---------- Exercise materials ----------
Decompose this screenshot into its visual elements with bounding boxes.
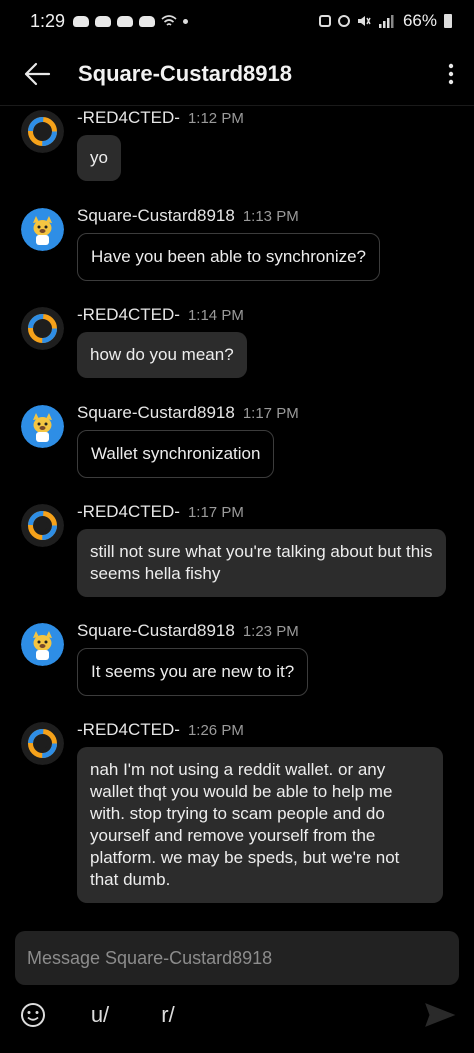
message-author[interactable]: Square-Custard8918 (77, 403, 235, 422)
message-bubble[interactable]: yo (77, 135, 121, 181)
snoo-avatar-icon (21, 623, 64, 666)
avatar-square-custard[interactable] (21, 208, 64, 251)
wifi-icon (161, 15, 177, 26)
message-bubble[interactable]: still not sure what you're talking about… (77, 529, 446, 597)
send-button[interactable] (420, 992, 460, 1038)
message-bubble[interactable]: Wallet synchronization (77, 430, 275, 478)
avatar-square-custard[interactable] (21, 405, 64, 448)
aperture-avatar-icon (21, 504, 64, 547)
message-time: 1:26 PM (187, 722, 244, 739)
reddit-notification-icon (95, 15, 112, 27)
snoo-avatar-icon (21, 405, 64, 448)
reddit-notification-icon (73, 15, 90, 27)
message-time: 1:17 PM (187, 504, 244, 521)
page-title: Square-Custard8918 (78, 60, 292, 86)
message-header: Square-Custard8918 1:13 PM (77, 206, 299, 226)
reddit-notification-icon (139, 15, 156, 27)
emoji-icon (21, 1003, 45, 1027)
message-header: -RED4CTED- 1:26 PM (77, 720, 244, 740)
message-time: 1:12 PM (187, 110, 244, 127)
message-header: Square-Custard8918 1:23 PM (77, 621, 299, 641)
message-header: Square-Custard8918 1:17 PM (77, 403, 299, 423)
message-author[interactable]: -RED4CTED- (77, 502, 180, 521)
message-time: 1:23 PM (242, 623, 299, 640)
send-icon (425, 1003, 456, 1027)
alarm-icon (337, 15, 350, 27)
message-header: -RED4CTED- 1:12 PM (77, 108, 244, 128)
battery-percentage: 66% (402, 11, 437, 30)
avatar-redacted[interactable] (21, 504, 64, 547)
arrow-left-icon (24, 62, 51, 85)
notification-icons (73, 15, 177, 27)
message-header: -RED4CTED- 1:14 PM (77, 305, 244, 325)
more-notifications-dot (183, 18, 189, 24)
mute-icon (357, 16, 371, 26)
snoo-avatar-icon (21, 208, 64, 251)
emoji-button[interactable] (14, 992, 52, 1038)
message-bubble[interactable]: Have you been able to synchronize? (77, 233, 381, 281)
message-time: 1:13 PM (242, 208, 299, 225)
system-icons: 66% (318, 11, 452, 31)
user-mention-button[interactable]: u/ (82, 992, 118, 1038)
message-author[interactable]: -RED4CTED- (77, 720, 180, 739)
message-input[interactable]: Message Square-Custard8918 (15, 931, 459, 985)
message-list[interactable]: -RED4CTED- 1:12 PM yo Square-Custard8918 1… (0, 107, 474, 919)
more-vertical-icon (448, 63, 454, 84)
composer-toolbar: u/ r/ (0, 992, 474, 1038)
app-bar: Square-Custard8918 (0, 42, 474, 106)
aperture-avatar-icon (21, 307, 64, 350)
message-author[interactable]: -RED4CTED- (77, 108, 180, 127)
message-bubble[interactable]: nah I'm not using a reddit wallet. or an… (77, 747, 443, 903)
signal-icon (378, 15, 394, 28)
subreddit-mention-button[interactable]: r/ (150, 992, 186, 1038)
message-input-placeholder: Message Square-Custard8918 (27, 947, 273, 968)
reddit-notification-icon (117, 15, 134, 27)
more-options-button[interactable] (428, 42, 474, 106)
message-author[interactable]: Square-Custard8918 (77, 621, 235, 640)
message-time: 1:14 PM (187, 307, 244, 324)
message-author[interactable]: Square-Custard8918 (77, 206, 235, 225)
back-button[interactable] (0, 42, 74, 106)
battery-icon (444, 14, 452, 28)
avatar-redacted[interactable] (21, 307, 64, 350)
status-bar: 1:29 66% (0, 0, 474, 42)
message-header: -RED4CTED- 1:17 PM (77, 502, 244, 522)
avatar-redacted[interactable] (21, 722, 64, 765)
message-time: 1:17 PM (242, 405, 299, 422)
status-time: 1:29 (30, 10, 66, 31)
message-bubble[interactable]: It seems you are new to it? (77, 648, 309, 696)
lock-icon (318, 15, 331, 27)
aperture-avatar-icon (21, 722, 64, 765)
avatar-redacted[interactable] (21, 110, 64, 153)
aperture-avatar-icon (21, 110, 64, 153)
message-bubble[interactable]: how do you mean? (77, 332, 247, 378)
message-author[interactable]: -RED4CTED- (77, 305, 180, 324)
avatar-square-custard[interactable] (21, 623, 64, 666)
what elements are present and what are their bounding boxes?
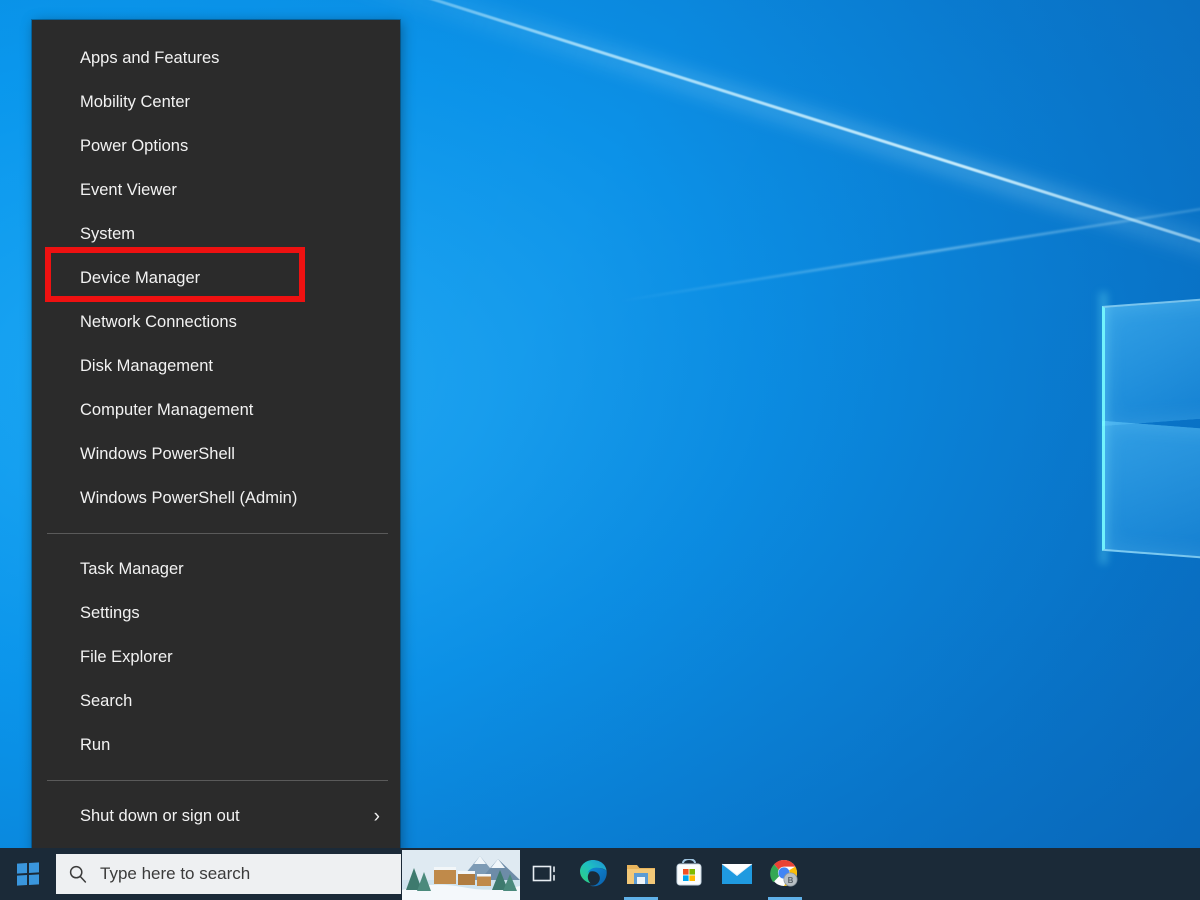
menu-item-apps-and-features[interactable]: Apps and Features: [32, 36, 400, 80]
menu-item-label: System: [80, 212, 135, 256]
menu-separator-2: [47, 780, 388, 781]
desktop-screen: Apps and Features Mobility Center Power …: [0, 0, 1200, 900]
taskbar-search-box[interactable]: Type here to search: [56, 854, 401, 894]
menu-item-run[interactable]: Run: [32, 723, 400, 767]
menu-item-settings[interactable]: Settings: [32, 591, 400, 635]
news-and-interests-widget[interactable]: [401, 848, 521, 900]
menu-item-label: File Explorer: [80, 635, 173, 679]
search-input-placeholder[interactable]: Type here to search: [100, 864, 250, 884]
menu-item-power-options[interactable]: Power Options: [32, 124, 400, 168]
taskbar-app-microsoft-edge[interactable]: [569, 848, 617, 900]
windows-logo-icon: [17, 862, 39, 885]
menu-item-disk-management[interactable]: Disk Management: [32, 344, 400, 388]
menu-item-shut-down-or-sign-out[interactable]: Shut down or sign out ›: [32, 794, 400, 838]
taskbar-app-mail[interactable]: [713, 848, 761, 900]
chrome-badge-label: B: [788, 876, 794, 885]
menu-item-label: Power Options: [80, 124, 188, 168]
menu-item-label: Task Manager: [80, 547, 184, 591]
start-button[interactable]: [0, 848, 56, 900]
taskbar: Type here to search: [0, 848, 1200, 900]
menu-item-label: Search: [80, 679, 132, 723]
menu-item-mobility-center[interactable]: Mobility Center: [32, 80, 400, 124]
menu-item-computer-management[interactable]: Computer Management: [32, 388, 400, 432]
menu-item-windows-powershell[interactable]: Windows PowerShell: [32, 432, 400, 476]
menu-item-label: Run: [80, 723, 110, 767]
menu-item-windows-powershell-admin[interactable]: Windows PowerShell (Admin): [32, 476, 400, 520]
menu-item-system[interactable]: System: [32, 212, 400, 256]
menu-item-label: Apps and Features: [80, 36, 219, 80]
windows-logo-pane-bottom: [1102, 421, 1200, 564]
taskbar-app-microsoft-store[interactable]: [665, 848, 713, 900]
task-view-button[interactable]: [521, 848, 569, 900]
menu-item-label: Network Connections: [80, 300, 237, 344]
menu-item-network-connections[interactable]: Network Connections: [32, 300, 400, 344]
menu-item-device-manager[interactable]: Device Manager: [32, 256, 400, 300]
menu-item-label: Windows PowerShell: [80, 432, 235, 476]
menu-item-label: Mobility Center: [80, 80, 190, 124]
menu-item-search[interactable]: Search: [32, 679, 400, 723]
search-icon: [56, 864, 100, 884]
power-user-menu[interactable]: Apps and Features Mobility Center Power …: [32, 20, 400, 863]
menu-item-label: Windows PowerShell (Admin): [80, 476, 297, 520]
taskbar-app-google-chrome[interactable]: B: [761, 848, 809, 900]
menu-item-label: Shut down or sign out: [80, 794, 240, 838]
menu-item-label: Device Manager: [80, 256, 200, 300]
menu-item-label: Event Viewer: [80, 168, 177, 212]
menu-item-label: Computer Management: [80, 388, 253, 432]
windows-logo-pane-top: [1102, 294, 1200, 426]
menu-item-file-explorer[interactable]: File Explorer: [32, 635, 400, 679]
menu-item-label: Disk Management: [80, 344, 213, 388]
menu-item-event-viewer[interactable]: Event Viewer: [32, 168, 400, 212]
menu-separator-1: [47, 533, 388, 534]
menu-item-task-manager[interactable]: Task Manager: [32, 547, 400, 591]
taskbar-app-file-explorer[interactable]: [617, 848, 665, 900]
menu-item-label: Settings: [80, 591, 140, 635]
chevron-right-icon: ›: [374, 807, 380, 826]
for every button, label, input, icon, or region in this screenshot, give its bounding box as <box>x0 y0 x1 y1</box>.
----------
Copy out the lines of the items starting at the line that contains "403, 235, 422)" and ending at the line that contains "avatar-square-custard[interactable] (21, 405, 64, 448)", with both of those lines included.

Output:
message-author[interactable]: Square-Custard8918 (77, 403, 235, 422)
message-bubble[interactable]: yo (77, 135, 121, 181)
snoo-avatar-icon (21, 623, 64, 666)
avatar-square-custard[interactable] (21, 208, 64, 251)
wifi-icon (161, 15, 177, 26)
message-bubble[interactable]: still not sure what you're talking about… (77, 529, 446, 597)
send-button[interactable] (420, 992, 460, 1038)
message-bubble[interactable]: Wallet synchronization (77, 430, 275, 478)
avatar-square-custard[interactable] (21, 405, 64, 448)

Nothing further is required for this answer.